The request: Return the lines of the data below verbatim, starting at the line that contains "bar [1454, 452, 1475, 530]" and ending with, and including, the line that contains "x-tick-label: авг.23 [371, 751, 412, 792]".

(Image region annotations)
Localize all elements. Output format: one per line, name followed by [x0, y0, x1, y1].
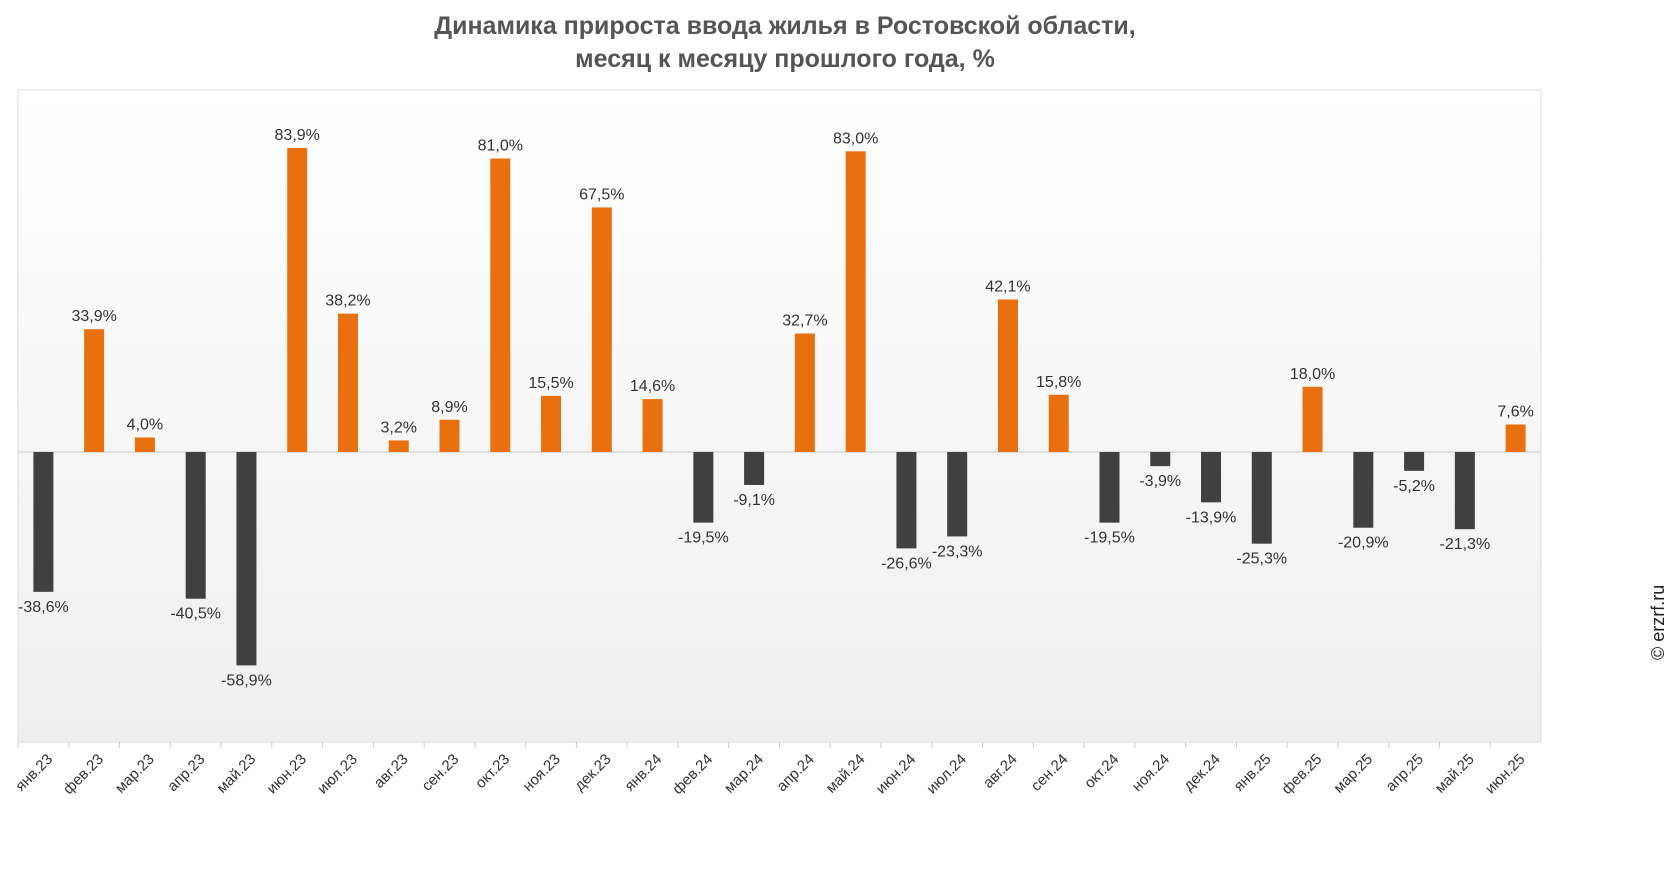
bar [1454, 452, 1475, 530]
x-tick-label: мар.23 [112, 751, 158, 797]
x-tick-label: мар.25 [1330, 751, 1376, 797]
data-label: 81,0% [478, 138, 523, 155]
x-tick-label: июн.24 [873, 751, 920, 798]
x-tick-label: дек.23 [571, 751, 614, 794]
data-label: -19,5% [678, 530, 729, 547]
x-tick-label: мар.24 [721, 751, 767, 797]
data-label: -38,6% [18, 599, 69, 616]
data-label: 4,0% [127, 417, 163, 434]
x-tick-label: сен.24 [1028, 751, 1072, 795]
data-label: -5,2% [1393, 478, 1435, 495]
bar [642, 399, 663, 452]
x-tick-label: авг.24 [980, 751, 1021, 792]
x-tick-label: май.25 [1432, 751, 1478, 797]
x-tick-label: янв.23 [12, 751, 56, 795]
data-label: -58,9% [221, 672, 272, 689]
bar [1099, 452, 1120, 523]
bar [541, 395, 562, 452]
x-tick-label: июл.23 [314, 751, 361, 798]
data-label: -23,3% [932, 543, 983, 560]
x-tick-label: янв.25 [1231, 751, 1275, 795]
data-label: 7,6% [1497, 403, 1533, 420]
data-label: 67,5% [579, 186, 624, 203]
bar [744, 452, 765, 485]
bar [185, 452, 206, 599]
data-label: 83,9% [275, 127, 320, 144]
bar [794, 333, 815, 452]
data-label: 32,7% [782, 313, 827, 330]
x-tick-label: сен.23 [419, 751, 463, 795]
x-tick-label: фев.24 [669, 751, 716, 798]
data-label: 15,5% [528, 375, 573, 392]
data-label: -26,6% [881, 555, 932, 572]
chart-title-line-2: месяц к месяцу прошлого года, % [575, 45, 995, 73]
x-tick-label: июн.23 [264, 751, 311, 798]
x-tick-label: май.24 [823, 751, 869, 797]
bar [1302, 386, 1323, 452]
x-tick-label: май.23 [213, 751, 259, 797]
bar [134, 437, 155, 452]
bar [388, 440, 409, 452]
bar [287, 148, 308, 452]
x-tick-label: июн.25 [1482, 751, 1529, 798]
x-tick-label: авг.23 [371, 751, 412, 792]
x-tick-label: янв.24 [621, 751, 665, 795]
x-tick-label: окт.24 [1081, 751, 1122, 792]
x-tick-label: дек.24 [1180, 751, 1223, 794]
chart-title-line-1: Динамика прироста ввода жилья в Ростовск… [434, 12, 1136, 40]
plot-area [17, 89, 1542, 743]
data-label: 18,0% [1290, 366, 1335, 383]
bar [693, 452, 714, 523]
x-tick-label: ноя.23 [520, 751, 564, 795]
data-label: 83,0% [833, 130, 878, 147]
data-label: -40,5% [170, 606, 221, 623]
x-tick-label: апр.23 [164, 751, 208, 795]
data-label: 38,2% [325, 293, 370, 310]
data-label: -21,3% [1439, 536, 1490, 553]
bar [1150, 452, 1171, 467]
bar [997, 299, 1018, 452]
bar [1505, 424, 1526, 452]
x-tick-label: апр.24 [773, 751, 817, 795]
bar [337, 313, 358, 452]
bar [591, 207, 612, 452]
x-tick-label: фев.23 [60, 751, 107, 798]
x-tick-label: апр.25 [1383, 751, 1427, 795]
data-label: 15,8% [1036, 374, 1081, 391]
bar [236, 452, 257, 666]
bar [1048, 394, 1069, 452]
bar [947, 452, 968, 537]
x-tick-label: окт.23 [472, 751, 513, 792]
data-label: -13,9% [1186, 509, 1237, 526]
chart-title: Динамика прироста ввода жилья в Ростовск… [0, 10, 1570, 76]
data-label: 14,6% [630, 378, 675, 395]
bar [1251, 452, 1272, 544]
data-label: -3,9% [1139, 473, 1181, 490]
data-label: 33,9% [71, 308, 116, 325]
data-label: -20,9% [1338, 535, 1389, 552]
x-tick-label: ноя.24 [1129, 751, 1173, 795]
data-label: 8,9% [431, 399, 467, 416]
bar [1353, 452, 1374, 528]
bar [845, 151, 866, 452]
bar [896, 452, 917, 549]
x-tick-label: июл.24 [923, 751, 970, 798]
bar [1201, 452, 1222, 503]
data-label: -25,3% [1236, 551, 1287, 568]
bar [1404, 452, 1425, 471]
data-label: 42,1% [985, 278, 1030, 295]
data-label: -9,1% [733, 492, 775, 509]
bar [84, 329, 105, 452]
bar [439, 419, 460, 452]
watermark: © erzrf.ru [1648, 584, 1666, 660]
bar [490, 158, 511, 453]
bar [33, 452, 54, 592]
data-label: -19,5% [1084, 530, 1135, 547]
x-tick-label: фев.25 [1278, 751, 1325, 798]
data-label: 3,2% [381, 419, 417, 436]
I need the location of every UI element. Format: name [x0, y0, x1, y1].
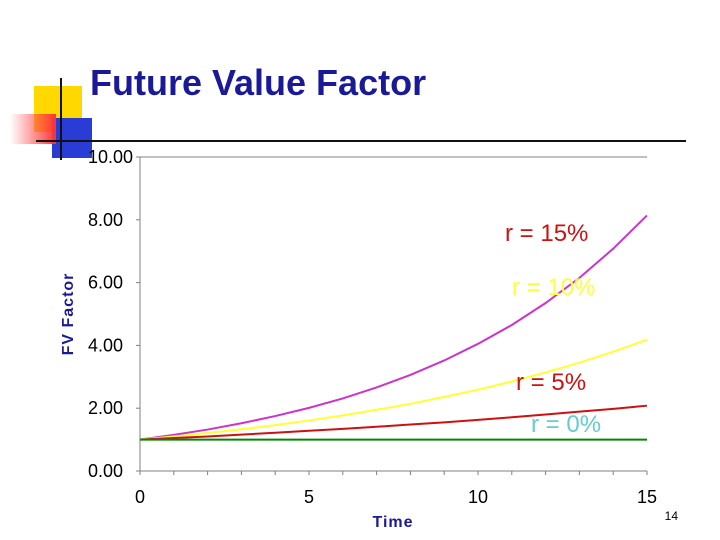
series-label-10-percent: r = 10%: [512, 274, 595, 301]
y-tick-label: 8.00: [88, 210, 123, 230]
series-line-15-percent: [139, 214, 648, 441]
slide-number: 14: [664, 509, 678, 523]
series-label-5-percent: r = 5%: [516, 369, 586, 396]
decor-red-square: [10, 114, 56, 144]
x-axis-title: Time: [372, 514, 413, 531]
x-tick-label: 15: [637, 487, 657, 507]
x-tick-label: 0: [135, 487, 145, 507]
series-label-0-percent: r = 0%: [531, 411, 601, 438]
y-axis-title: FV Factor: [60, 273, 77, 356]
slide-title: Future Value Factor: [90, 62, 427, 103]
plot-frame: [139, 156, 647, 472]
decor-horizontal-line: [36, 140, 686, 142]
decor-blue-square: [52, 118, 92, 158]
series-line-5-percent: [139, 404, 648, 441]
y-tick-label: 6.00: [88, 273, 123, 293]
x-axis-ticks: 0 5 10 15: [135, 471, 657, 507]
x-tick-label: 10: [468, 487, 488, 507]
decor-vertical-line: [60, 78, 62, 160]
y-tick-label: 2.00: [88, 398, 123, 418]
y-tick-label: 10.00: [88, 147, 133, 167]
series-lines: [139, 214, 648, 441]
x-tick-label: 5: [304, 487, 314, 507]
series-line-10-percent: [139, 338, 648, 441]
series-labels: r = 15% r = 10% r = 5% r = 0%: [505, 220, 601, 438]
series-label-15-percent: r = 15%: [505, 220, 588, 247]
y-tick-label: 0.00: [88, 461, 123, 481]
y-axis-ticks: 0.00 2.00 4.00 6.00 8.00 10.00: [88, 147, 140, 481]
y-tick-label: 4.00: [88, 335, 123, 355]
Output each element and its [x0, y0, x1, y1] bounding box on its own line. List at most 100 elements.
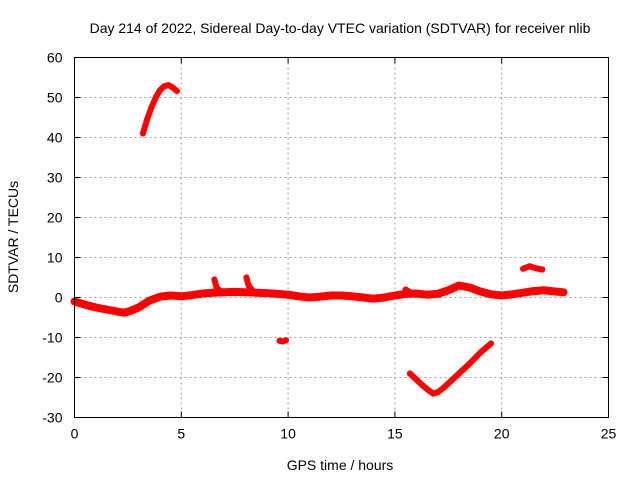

Response to the exercise:
bar [1454, 452, 1475, 530]
x-tick-label: мар.23 [112, 751, 158, 797]
x-tick-label: мар.25 [1330, 751, 1376, 797]
data-label: 81,0% [478, 138, 523, 155]
x-tick-label: июн.24 [873, 751, 920, 798]
x-tick-label: дек.23 [571, 751, 614, 794]
data-label: -19,5% [678, 530, 729, 547]
x-tick-label: мар.24 [721, 751, 767, 797]
data-label: -38,6% [18, 599, 69, 616]
data-label: 4,0% [127, 417, 163, 434]
x-tick-label: сен.24 [1028, 751, 1072, 795]
data-label: -5,2% [1393, 478, 1435, 495]
bar [642, 399, 663, 452]
x-tick-label: авг.24 [980, 751, 1021, 792]
x-tick-label: май.25 [1432, 751, 1478, 797]
x-tick-label: янв.23 [12, 751, 56, 795]
data-label: -58,9% [221, 672, 272, 689]
bar [1099, 452, 1120, 523]
bar [541, 395, 562, 452]
x-tick-label: июл.23 [314, 751, 361, 798]
data-label: -23,3% [932, 543, 983, 560]
x-tick-label: янв.25 [1231, 751, 1275, 795]
data-label: 7,6% [1497, 403, 1533, 420]
data-label: 67,5% [579, 186, 624, 203]
bar [744, 452, 765, 485]
bar [185, 452, 206, 599]
data-label: 83,9% [275, 127, 320, 144]
bar [794, 333, 815, 452]
data-label: 32,7% [782, 313, 827, 330]
x-tick-label: сен.23 [419, 751, 463, 795]
x-tick-label: фев.24 [669, 751, 716, 798]
data-label: 15,5% [528, 375, 573, 392]
data-label: -26,6% [881, 555, 932, 572]
chart-title-line-2: месяц к месяцу прошлого года, % [575, 45, 995, 73]
x-tick-label: июн.23 [264, 751, 311, 798]
x-tick-label: май.24 [823, 751, 869, 797]
bar [1302, 386, 1323, 452]
x-tick-label: май.23 [213, 751, 259, 797]
bar [134, 437, 155, 452]
bar [388, 440, 409, 452]
bar [287, 148, 308, 452]
x-tick-label: июн.25 [1482, 751, 1529, 798]
x-tick-label: авг.23 [371, 751, 412, 792]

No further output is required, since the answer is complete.